--- begin ---
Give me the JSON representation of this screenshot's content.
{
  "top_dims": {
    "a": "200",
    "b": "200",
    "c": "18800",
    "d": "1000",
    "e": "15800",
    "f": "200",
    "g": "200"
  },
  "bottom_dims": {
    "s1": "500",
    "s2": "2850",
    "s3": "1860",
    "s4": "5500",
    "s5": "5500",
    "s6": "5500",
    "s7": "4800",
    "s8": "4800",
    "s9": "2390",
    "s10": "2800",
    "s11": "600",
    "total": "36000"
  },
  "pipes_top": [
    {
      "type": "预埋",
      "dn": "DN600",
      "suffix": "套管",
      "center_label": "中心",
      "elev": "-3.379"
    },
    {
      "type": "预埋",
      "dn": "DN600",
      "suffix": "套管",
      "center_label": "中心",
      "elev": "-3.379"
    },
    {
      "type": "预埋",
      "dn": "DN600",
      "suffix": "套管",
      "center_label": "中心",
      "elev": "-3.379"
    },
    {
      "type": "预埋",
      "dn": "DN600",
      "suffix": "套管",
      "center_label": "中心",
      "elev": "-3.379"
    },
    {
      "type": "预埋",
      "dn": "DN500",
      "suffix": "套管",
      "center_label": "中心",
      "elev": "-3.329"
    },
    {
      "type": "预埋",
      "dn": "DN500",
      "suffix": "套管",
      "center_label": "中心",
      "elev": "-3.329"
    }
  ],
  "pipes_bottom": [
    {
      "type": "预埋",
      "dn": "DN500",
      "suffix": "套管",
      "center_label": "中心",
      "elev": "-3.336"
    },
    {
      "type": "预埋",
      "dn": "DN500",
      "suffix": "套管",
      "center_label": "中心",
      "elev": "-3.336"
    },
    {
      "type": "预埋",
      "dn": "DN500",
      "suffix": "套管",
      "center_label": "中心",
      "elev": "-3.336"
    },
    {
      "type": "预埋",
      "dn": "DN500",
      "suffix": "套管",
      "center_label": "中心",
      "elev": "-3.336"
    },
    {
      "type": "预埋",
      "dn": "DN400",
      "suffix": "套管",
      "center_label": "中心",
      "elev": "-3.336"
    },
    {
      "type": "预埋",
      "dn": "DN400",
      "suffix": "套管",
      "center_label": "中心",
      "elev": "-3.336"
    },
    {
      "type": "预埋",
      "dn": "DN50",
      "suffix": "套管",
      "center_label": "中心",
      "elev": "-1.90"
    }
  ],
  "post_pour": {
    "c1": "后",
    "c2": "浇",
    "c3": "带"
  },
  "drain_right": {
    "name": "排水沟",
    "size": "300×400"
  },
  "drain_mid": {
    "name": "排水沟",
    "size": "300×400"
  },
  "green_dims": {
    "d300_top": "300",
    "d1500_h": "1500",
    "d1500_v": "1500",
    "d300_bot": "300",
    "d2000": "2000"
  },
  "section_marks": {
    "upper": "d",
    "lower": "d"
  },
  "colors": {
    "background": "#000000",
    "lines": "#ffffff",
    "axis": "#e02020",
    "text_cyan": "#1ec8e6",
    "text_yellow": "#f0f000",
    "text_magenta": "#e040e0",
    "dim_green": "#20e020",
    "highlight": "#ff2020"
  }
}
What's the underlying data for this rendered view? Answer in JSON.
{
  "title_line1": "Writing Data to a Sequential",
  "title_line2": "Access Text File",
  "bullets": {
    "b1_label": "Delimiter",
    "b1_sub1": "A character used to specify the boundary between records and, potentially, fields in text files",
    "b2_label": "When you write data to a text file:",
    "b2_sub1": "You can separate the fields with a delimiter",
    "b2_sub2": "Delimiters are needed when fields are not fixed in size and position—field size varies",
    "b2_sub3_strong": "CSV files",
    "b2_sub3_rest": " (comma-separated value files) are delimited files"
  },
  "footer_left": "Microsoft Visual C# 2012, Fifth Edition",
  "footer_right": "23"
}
--- end ---
▶ [SET TASK]:
Reproduce each entry from the records above, character for character.

▶ [OUTPUT OF THE EXERCISE]:
Give me the JSON representation of this screenshot's content.
{
  "top_dims": {
    "a": "200",
    "b": "200",
    "c": "18800",
    "d": "1000",
    "e": "15800",
    "f": "200",
    "g": "200"
  },
  "bottom_dims": {
    "s1": "500",
    "s2": "2850",
    "s3": "1860",
    "s4": "5500",
    "s5": "5500",
    "s6": "5500",
    "s7": "4800",
    "s8": "4800",
    "s9": "2390",
    "s10": "2800",
    "s11": "600",
    "total": "36000"
  },
  "pipes_top": [
    {
      "type": "预埋",
      "dn": "DN600",
      "suffix": "套管",
      "center_label": "中心",
      "elev": "-3.379"
    },
    {
      "type": "预埋",
      "dn": "DN600",
      "suffix": "套管",
      "center_label": "中心",
      "elev": "-3.379"
    },
    {
      "type": "预埋",
      "dn": "DN600",
      "suffix": "套管",
      "center_label": "中心",
      "elev": "-3.379"
    },
    {
      "type": "预埋",
      "dn": "DN600",
      "suffix": "套管",
      "center_label": "中心",
      "elev": "-3.379"
    },
    {
      "type": "预埋",
      "dn": "DN500",
      "suffix": "套管",
      "center_label": "中心",
      "elev": "-3.329"
    },
    {
      "type": "预埋",
      "dn": "DN500",
      "suffix": "套管",
      "center_label": "中心",
      "elev": "-3.329"
    }
  ],
  "pipes_bottom": [
    {
      "type": "预埋",
      "dn": "DN500",
      "suffix": "套管",
      "center_label": "中心",
      "elev": "-3.336"
    },
    {
      "type": "预埋",
      "dn": "DN500",
      "suffix": "套管",
      "center_label": "中心",
      "elev": "-3.336"
    },
    {
      "type": "预埋",
      "dn": "DN500",
      "suffix": "套管",
      "center_label": "中心",
      "elev": "-3.336"
    },
    {
      "type": "预埋",
      "dn": "DN500",
      "suffix": "套管",
      "center_label": "中心",
      "elev": "-3.336"
    },
    {
      "type": "预埋",
      "dn": "DN400",
      "suffix": "套管",
      "center_label": "中心",
      "elev": "-3.336"
    },
    {
      "type": "预埋",
      "dn": "DN400",
      "suffix": "套管",
      "center_label": "中心",
      "elev": "-3.336"
    },
    {
      "type": "预埋",
      "dn": "DN50",
      "suffix": "套管",
      "center_label": "中心",
      "elev": "-1.90"
    }
  ],
  "post_pour": {
    "c1": "后",
    "c2": "浇",
    "c3": "带"
  },
  "drain_right": {
    "name": "排水沟",
    "size": "300×400"
  },
  "drain_mid": {
    "name": "排水沟",
    "size": "300×400"
  },
  "green_dims": {
    "d300_top": "300",
    "d1500_h": "1500",
    "d1500_v": "1500",
    "d300_bot": "300",
    "d2000": "2000"
  },
  "section_marks": {
    "upper": "d",
    "lower": "d"
  },
  "colors": {
    "background": "#000000",
    "lines": "#ffffff",
    "axis": "#e02020",
    "text_cyan": "#1ec8e6",
    "text_yellow": "#f0f000",
    "text_magenta": "#e040e0",
    "dim_green": "#20e020",
    "highlight": "#ff2020"
  }
}
What's the underlying data for this rendered view? Answer in JSON.
{
  "title_line1": "Writing Data to a Sequential",
  "title_line2": "Access Text File",
  "bullets": {
    "b1_label": "Delimiter",
    "b1_sub1": "A character used to specify the boundary between records and, potentially, fields in text files",
    "b2_label": "When you write data to a text file:",
    "b2_sub1": "You can separate the fields with a delimiter",
    "b2_sub2": "Delimiters are needed when fields are not fixed in size and position—field size varies",
    "b2_sub3_strong": "CSV files",
    "b2_sub3_rest": " (comma-separated value files) are delimited files"
  },
  "footer_left": "Microsoft Visual C# 2012, Fifth Edition",
  "footer_right": "23"
}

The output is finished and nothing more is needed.